> _Stated task_
Read the listing below and copy out every line that holds "Volta".

>>>>>

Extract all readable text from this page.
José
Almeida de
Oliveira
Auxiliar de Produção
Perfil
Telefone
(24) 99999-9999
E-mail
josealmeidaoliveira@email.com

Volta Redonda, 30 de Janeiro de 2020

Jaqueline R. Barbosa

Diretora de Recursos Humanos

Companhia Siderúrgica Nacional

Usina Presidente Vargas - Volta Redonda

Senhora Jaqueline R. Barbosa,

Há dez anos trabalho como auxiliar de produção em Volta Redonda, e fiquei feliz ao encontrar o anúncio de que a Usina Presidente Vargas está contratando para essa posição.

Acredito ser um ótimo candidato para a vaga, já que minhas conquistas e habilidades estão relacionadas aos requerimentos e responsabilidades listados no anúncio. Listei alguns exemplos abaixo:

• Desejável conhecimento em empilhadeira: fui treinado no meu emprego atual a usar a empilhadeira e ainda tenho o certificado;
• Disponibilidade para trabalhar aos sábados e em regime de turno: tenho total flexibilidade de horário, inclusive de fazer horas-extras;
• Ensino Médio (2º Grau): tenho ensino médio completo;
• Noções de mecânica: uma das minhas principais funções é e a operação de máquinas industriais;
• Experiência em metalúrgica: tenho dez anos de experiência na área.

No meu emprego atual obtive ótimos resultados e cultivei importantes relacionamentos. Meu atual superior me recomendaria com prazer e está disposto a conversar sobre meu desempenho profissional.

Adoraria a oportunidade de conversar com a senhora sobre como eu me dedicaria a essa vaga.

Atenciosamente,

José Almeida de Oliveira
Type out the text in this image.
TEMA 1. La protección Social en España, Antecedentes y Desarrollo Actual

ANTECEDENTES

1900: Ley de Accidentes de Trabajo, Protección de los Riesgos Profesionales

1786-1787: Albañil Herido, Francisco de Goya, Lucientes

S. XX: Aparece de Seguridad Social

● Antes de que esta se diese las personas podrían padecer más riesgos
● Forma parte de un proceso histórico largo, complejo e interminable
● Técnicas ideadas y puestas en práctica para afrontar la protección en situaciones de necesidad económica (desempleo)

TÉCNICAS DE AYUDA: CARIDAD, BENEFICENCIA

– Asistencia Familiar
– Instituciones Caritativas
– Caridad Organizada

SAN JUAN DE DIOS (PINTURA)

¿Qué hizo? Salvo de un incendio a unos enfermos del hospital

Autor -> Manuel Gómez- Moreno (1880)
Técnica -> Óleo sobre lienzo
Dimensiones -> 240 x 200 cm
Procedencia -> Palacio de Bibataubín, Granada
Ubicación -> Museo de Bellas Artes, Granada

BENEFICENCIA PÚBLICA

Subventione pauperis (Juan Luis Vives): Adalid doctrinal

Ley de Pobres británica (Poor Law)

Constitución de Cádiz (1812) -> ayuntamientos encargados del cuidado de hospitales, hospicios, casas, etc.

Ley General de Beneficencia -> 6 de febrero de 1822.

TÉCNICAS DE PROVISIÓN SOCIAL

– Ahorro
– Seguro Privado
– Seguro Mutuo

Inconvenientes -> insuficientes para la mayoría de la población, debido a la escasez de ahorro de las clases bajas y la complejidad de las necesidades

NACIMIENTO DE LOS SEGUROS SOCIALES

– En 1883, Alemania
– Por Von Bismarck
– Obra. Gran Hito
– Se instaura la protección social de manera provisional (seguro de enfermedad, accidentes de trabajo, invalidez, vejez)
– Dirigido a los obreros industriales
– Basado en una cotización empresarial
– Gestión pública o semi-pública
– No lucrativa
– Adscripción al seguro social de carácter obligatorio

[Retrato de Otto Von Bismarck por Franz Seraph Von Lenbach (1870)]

<<<<<

> _Expected output_
Volta Redonda, 30 de Janeiro de 2020
Usina Presidente Vargas - Volta Redonda
Há dez anos trabalho como auxiliar de produção em Volta Redonda, e fiquei feliz ao encontrar o anúncio de que a Usina Presidente Vargas está contratando para essa posição.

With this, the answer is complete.